Items from a data source:
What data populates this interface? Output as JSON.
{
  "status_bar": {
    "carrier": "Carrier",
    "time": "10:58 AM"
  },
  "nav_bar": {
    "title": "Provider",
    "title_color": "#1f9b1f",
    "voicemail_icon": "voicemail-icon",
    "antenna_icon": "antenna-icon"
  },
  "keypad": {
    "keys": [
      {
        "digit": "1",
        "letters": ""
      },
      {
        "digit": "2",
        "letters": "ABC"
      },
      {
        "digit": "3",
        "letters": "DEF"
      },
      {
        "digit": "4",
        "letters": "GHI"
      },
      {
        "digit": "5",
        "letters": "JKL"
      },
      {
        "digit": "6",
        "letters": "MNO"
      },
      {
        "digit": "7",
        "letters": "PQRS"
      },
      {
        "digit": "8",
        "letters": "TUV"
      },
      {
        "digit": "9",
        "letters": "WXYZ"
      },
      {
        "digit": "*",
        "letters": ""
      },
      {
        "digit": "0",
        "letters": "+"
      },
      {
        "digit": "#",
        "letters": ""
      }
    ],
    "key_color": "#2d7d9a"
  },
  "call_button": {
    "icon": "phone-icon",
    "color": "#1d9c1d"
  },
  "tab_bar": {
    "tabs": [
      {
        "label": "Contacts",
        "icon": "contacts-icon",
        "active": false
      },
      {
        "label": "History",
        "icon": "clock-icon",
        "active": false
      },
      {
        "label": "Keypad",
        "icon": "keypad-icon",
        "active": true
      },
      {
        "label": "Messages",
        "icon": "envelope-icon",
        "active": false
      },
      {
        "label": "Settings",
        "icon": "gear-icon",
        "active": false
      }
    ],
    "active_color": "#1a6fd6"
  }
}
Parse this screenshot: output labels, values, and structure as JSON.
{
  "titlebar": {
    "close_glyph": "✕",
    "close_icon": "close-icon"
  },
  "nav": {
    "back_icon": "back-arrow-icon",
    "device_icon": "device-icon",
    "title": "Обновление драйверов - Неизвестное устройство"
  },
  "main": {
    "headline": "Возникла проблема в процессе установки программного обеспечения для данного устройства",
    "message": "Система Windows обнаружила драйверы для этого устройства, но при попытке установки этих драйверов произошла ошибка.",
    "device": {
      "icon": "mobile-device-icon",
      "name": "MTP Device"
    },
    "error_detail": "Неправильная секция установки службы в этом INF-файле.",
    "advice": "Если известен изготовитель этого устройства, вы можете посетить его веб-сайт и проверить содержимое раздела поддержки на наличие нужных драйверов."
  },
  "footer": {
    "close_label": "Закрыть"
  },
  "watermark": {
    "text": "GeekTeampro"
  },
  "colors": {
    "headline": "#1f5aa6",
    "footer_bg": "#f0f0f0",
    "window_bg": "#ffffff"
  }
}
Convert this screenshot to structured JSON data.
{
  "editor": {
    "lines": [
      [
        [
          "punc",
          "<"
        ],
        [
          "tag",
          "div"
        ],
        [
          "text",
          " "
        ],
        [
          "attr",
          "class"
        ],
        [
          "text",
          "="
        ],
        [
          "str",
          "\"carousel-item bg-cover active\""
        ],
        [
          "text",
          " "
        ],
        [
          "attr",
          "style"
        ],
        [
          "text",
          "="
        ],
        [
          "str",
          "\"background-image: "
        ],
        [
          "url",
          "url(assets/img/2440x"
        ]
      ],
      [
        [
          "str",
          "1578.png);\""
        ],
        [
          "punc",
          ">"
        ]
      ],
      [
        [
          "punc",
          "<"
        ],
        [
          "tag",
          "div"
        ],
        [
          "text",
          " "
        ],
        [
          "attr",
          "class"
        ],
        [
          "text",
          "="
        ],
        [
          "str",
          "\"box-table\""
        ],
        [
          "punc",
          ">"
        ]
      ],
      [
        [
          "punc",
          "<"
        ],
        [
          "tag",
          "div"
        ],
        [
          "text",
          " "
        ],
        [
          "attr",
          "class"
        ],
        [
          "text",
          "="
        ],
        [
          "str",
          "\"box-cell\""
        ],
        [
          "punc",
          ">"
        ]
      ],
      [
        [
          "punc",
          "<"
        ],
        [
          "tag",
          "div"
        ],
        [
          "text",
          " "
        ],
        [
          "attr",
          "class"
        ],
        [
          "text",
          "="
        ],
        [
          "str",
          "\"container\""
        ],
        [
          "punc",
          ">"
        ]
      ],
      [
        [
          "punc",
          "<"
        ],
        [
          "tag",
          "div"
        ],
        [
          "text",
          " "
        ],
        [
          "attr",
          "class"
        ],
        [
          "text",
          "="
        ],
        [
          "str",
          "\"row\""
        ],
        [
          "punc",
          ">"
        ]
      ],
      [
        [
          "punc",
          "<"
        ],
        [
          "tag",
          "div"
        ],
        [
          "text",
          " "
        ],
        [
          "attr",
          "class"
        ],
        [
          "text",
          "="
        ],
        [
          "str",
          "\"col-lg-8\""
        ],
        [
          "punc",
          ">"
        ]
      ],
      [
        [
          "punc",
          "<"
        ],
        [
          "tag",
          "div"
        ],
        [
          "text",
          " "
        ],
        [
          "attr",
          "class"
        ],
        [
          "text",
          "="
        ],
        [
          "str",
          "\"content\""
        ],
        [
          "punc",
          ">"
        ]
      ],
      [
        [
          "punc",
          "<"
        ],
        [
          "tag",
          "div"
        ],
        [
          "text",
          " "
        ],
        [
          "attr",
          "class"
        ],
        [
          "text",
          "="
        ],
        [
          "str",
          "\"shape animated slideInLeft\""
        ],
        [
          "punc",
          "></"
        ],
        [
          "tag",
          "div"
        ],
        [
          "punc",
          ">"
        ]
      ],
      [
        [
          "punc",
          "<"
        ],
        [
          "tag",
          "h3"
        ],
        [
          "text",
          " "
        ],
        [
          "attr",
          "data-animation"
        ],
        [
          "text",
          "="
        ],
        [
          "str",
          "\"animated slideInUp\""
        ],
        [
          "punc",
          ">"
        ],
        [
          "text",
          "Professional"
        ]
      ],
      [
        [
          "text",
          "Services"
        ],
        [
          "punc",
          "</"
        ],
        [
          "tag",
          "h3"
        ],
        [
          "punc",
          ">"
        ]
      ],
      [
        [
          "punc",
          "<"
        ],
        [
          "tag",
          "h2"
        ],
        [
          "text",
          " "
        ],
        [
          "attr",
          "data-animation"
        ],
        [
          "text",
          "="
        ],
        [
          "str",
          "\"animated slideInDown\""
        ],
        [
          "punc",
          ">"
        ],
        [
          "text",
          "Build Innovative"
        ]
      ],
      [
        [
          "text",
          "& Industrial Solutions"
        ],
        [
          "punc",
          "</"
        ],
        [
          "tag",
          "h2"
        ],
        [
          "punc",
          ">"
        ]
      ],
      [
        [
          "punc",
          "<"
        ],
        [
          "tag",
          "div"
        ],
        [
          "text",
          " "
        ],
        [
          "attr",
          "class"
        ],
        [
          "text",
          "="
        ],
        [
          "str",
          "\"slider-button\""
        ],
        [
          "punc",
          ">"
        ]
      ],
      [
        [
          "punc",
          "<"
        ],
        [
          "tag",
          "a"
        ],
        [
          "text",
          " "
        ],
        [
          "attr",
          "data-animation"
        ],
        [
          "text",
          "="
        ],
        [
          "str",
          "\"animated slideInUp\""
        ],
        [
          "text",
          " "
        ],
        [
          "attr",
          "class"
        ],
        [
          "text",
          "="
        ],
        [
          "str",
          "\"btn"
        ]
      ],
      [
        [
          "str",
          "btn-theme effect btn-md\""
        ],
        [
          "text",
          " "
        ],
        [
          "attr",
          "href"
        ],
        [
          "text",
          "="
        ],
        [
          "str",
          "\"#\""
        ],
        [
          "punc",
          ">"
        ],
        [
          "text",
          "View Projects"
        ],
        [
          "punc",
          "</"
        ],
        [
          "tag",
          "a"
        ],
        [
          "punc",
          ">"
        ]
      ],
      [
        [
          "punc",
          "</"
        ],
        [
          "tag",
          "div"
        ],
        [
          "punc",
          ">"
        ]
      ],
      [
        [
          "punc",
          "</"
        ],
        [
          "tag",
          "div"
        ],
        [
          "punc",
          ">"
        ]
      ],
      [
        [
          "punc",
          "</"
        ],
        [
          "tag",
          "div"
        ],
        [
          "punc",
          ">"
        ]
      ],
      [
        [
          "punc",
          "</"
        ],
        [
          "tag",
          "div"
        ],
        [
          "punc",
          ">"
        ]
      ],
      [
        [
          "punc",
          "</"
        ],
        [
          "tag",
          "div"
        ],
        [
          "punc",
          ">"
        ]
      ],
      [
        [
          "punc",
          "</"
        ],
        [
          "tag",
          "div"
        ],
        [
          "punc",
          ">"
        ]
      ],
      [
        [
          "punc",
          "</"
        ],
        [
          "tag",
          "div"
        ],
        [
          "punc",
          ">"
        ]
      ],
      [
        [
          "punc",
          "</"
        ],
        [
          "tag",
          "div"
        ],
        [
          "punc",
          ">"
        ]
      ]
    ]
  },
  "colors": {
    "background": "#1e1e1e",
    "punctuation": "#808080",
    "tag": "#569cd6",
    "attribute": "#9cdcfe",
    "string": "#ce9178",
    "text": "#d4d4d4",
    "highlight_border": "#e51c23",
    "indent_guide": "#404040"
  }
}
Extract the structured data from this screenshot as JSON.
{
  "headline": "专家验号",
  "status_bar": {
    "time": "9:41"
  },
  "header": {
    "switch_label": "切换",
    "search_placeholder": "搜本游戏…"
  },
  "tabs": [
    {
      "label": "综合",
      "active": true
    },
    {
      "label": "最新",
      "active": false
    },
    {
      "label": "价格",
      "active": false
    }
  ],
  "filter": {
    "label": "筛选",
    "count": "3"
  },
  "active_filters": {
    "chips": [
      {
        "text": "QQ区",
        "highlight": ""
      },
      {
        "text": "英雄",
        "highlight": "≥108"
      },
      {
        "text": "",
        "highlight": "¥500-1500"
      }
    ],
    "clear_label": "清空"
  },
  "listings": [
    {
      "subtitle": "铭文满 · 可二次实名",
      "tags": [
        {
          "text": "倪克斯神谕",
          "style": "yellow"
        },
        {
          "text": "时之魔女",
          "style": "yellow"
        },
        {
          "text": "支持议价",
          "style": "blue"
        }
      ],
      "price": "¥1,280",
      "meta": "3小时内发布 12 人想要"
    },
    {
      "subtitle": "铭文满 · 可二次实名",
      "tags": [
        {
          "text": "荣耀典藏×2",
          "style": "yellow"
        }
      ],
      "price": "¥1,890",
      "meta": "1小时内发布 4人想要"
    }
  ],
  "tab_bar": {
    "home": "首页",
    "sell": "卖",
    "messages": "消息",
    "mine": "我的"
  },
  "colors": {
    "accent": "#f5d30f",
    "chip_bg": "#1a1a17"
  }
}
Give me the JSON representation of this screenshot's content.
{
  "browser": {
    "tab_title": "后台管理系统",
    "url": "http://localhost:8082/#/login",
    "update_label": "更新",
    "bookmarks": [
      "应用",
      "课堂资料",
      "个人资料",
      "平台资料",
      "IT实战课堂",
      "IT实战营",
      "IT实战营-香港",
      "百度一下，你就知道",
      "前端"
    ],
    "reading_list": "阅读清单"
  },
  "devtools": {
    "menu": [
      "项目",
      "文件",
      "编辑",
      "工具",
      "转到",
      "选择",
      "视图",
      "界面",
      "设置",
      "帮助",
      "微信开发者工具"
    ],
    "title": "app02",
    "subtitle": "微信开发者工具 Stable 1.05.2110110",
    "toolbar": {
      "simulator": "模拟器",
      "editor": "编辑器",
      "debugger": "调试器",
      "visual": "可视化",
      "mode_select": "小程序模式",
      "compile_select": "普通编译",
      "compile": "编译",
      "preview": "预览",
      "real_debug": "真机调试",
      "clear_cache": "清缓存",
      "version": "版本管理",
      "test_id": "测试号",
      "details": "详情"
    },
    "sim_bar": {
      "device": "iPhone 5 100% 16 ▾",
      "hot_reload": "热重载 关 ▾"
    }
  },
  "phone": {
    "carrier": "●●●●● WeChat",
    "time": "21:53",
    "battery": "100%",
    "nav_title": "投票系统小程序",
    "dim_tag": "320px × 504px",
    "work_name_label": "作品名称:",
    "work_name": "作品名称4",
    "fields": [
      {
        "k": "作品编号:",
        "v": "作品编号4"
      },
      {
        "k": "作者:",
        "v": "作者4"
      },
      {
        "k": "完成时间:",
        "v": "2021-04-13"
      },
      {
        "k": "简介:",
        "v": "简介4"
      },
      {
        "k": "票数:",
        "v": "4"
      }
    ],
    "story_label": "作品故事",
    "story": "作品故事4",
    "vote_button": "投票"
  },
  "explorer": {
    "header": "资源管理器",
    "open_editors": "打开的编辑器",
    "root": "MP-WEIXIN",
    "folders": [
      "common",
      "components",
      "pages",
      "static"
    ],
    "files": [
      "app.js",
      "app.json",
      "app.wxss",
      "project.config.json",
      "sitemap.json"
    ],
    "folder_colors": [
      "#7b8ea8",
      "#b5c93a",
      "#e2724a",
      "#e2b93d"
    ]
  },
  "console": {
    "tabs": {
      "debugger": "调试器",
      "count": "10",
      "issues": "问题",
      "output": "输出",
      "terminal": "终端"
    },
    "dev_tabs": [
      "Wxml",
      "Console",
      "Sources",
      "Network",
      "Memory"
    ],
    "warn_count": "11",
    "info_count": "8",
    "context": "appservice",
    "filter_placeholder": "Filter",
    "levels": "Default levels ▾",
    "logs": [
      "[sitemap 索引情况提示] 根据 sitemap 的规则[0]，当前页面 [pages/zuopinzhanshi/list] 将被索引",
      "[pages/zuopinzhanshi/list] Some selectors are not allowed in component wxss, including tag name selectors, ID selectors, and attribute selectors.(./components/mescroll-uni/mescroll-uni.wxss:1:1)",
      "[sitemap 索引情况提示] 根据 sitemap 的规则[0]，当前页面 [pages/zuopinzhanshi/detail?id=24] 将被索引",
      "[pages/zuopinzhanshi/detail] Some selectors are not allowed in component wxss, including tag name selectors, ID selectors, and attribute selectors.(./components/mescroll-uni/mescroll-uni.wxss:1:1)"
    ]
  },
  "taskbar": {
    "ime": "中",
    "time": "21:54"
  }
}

◆ Objective:
Each line that holds the word "letters" is to be copied.

◆ Reply:
        "letters": ""
        "letters": "ABC"
        "letters": "DEF"
        "letters": "GHI"
        "letters": "JKL"
        "letters": "MNO"
        "letters": "PQRS"
        "letters": "TUV"
        "letters": "WXYZ"
        "letters": ""
        "letters": "+"
        "letters": ""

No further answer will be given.